le altre, con la pronuncia n. 12962 del 2016. In tale caso la Corte aveva
ritenuto di confermare la validità della adozione di una minore richiesta dalla
compagna della madre, avuto riguardo al preminente interesse della bambina a
mantenere relazioni affettive già consolidate.
-
Allo stesso modo la Suprema Corte non ha ritenuto
configurabile una analogia tra il caso sottoposto alla sua attenzione e quello
del riconoscimento in Italia di atti
stranieri dichiarativi della filiazione congiunta tra due donne, sul
presupposto per cui, in tale ultimo caso, trattandosi di atto straniero,
risulterebbe necessaria la tutela del diritto alla “conservazione” dello status filiationis acquisito all’estero,
in conformità all’art. 117 comma 1 Cost. In questo caso la Prima Sezione
richiama la sentenza n. 19599 del 2016, in cui è stato affermato il principio
per cui è possibile il riconoscimento e la trascrizione nei registri dello
stato civile italiano di un atto straniero dal quale risulti la nascita di un
minore da due donne, non ostando a tal fine la circostanza per cui nel nostro
ordinamento non sia prevista (o sia vietata) una fattispecie analoga e dovendo
in ogni caso prevalere l’interesse del minore che si traduce nel suo diritto
alla continuità dello stato di figlio acquisito all’estero.

## Consegna:
Riscrivi il brano del testo da analizzare che comincia con "le altre, con" e finisce con "affettive già consolidate.". Sostituisci "bambina" con "figlia".

## Dati registrati:

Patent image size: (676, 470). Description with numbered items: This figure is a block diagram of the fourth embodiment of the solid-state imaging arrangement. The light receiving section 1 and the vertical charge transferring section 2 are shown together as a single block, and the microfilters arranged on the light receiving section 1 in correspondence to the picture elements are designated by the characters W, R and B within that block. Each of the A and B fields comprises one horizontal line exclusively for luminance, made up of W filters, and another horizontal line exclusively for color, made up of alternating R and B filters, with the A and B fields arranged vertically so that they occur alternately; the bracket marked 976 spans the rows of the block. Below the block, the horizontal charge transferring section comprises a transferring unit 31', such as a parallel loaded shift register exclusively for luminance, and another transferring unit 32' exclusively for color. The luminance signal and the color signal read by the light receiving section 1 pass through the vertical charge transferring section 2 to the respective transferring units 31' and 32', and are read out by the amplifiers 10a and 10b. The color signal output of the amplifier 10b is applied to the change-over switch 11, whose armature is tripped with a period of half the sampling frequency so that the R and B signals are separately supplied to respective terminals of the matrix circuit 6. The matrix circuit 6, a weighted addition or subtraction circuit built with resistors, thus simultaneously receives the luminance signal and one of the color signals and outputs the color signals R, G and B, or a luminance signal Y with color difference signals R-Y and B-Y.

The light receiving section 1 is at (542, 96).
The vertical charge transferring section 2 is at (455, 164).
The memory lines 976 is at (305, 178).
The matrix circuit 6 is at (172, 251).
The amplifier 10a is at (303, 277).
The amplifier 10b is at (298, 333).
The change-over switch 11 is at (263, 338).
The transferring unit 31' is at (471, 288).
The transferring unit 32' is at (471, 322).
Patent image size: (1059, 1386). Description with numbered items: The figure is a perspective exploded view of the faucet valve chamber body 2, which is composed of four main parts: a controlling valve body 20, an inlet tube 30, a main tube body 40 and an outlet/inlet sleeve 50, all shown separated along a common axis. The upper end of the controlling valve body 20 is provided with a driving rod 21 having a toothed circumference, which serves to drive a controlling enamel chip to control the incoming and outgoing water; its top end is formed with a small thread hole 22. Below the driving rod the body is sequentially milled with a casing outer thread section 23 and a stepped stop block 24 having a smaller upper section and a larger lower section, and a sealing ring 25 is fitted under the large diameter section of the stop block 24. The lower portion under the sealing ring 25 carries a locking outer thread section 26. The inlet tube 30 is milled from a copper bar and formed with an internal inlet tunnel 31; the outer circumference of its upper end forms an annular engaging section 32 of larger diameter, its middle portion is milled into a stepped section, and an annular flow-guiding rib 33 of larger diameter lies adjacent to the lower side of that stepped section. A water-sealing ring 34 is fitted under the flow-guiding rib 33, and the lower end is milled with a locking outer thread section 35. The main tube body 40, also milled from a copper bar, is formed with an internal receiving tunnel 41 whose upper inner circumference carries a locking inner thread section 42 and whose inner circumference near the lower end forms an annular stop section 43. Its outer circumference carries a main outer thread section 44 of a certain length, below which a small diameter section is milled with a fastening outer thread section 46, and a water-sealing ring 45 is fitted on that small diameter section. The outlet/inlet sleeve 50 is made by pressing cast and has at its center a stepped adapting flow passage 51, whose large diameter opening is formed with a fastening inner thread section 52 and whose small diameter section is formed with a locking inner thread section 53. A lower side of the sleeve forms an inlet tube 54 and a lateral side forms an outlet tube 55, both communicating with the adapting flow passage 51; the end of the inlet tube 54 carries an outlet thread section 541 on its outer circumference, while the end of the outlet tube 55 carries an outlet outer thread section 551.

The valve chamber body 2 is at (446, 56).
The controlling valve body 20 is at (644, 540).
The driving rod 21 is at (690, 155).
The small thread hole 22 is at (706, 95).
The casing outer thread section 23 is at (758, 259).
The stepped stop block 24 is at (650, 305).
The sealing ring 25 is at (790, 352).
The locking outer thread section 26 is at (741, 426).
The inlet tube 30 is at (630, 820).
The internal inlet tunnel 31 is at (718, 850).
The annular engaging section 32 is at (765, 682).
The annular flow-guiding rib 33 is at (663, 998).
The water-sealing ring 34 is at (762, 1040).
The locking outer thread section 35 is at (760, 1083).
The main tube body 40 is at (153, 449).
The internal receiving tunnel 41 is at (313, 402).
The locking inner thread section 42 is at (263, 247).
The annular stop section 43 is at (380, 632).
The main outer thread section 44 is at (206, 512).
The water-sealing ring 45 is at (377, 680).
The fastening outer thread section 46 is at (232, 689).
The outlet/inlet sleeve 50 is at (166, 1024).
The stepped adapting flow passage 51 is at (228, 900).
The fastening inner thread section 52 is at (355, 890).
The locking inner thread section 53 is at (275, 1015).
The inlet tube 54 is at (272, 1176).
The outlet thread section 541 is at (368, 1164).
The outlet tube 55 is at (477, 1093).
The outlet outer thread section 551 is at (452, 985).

## Soluzione:
le altre, con la pronuncia n. 12962 del 2016. In tale caso la Corte aveva
ritenuto di confermare la validità della adozione di una minore richiesta dalla
compagna della madre, avuto riguardo al preminente interesse della figlia a
mantenere relazioni affettive già consolidate.